%%

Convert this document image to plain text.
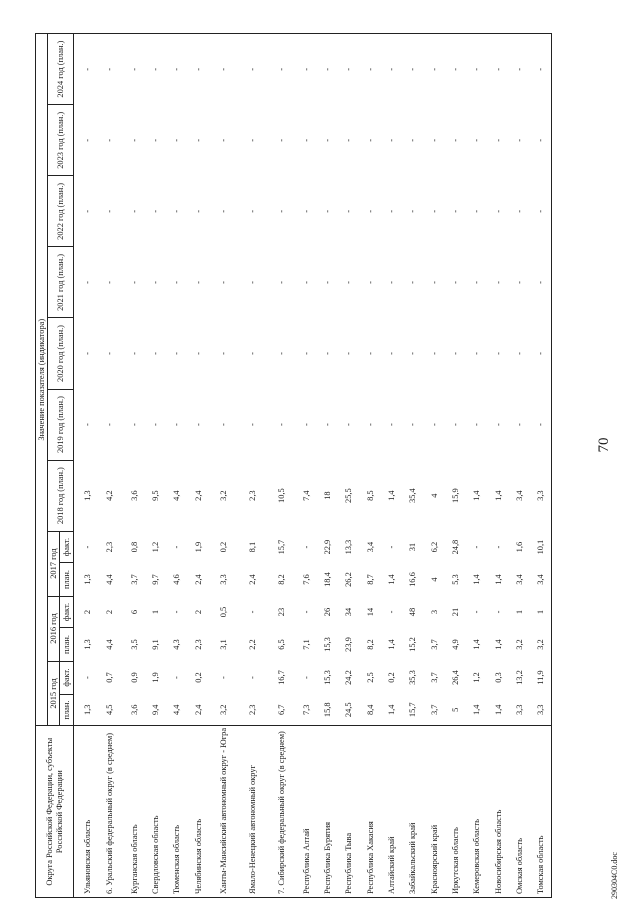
70
290304C0.doc
Округа Российской Федерации, субъекты Российской Федерации	Значение показателя (индикатора)												
	2015 год		2016 год		2017 год		2018 год (план.)	2019 год (план.)	2020 год (план.)	2021 год (план.)	2022 год (план.)	2023 год (план.)	2024 год (план.)
	план.	факт.	план.	факт.	план.	факт.							
Ульяновская область	1,3	-	1,3	2	1,3	-	1,3	-	-	-	-	-	-
6. Уральский федеральный округ (в среднем)	4,5	0,7	4,4	2	4,4	2,3	4,2	-	-	-	-	-	-
Курганская область	3,6	0,9	3,5	6	3,7	0,8	3,6	-	-	-	-	-	-
Свердловская область	9,4	1,9	9,1	1	9,7	1,2	9,5	-	-	-	-	-	-
Тюменская область	4,4	-	4,3	-	4,6	-	4,4	-	-	-	-	-	-
Челябинская область	2,4	0,2	2,3	2	2,4	1,9	2,4	-	-	-	-	-	-
Ханты-Мансийский автономный округ - Югра	3,2	-	3,1	0,5	3,3	0,2	3,2	-	-	-	-	-	-
Ямало-Ненецкий автономный округ	2,3	-	2,2	-	2,4	8,1	2,3	-	-	-	-	-	-
7. Сибирский федеральный округ (в среднем)	6,7	16,7	6,5	23	8,2	15,7	10,5	-	-	-	-	-	-
Республика Алтай	7,3	-	7,1	-	7,6	-	7,4	-	-	-	-	-	-
Республика Бурятия	15,8	15,3	15,3	26	18,4	22,9	18	-	-	-	-	-	-
Республика Тыва	24,5	24,2	23,9	34	26,2	13,3	25,5	-	-	-	-	-	-
Республика Хакасия	8,4	2,5	8,2	14	8,7	3,4	8,5	-	-	-	-	-	-
Алтайский край	1,4	0,2	1,4	-	1,4	-	1,4	-	-	-	-	-	-
Забайкальский край	15,7	35,3	15,2	48	16,6	31	35,4	-	-	-	-	-	-
Красноярский край	3,7	3,7	3,7	3	4	6,2	4	-	-	-	-	-	-
Иркутская область	5	26,4	4,9	21	5,3	24,8	15,9	-	-	-	-	-	-
Кемеровская область	1,4	1,2	1,4	-	1,4	-	1,4	-	-	-	-	-	-
Новосибирская область	1,4	0,3	1,4	-	1,4	-	1,4	-	-	-	-	-	-
Омская область	3,3	13,2	3,2	1	3,4	1,6	3,4	-	-	-	-	-	-
Томская область	3,3	11,9	3,2	1	3,4	10,1	3,3	-	-	-	-	-	-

%%

* Exercise objective: Copy every line from the entries that contains the word "федеральный".

* The output:
6. Уральский федеральный округ (в среднем)	4,5	0,7	4,4	2	4,4	2,3	4,2	-	-	-	-	-	-
7. Сибирский федеральный округ (в среднем)	6,7	16,7	6,5	23	8,2	15,7	10,5	-	-	-	-	-	-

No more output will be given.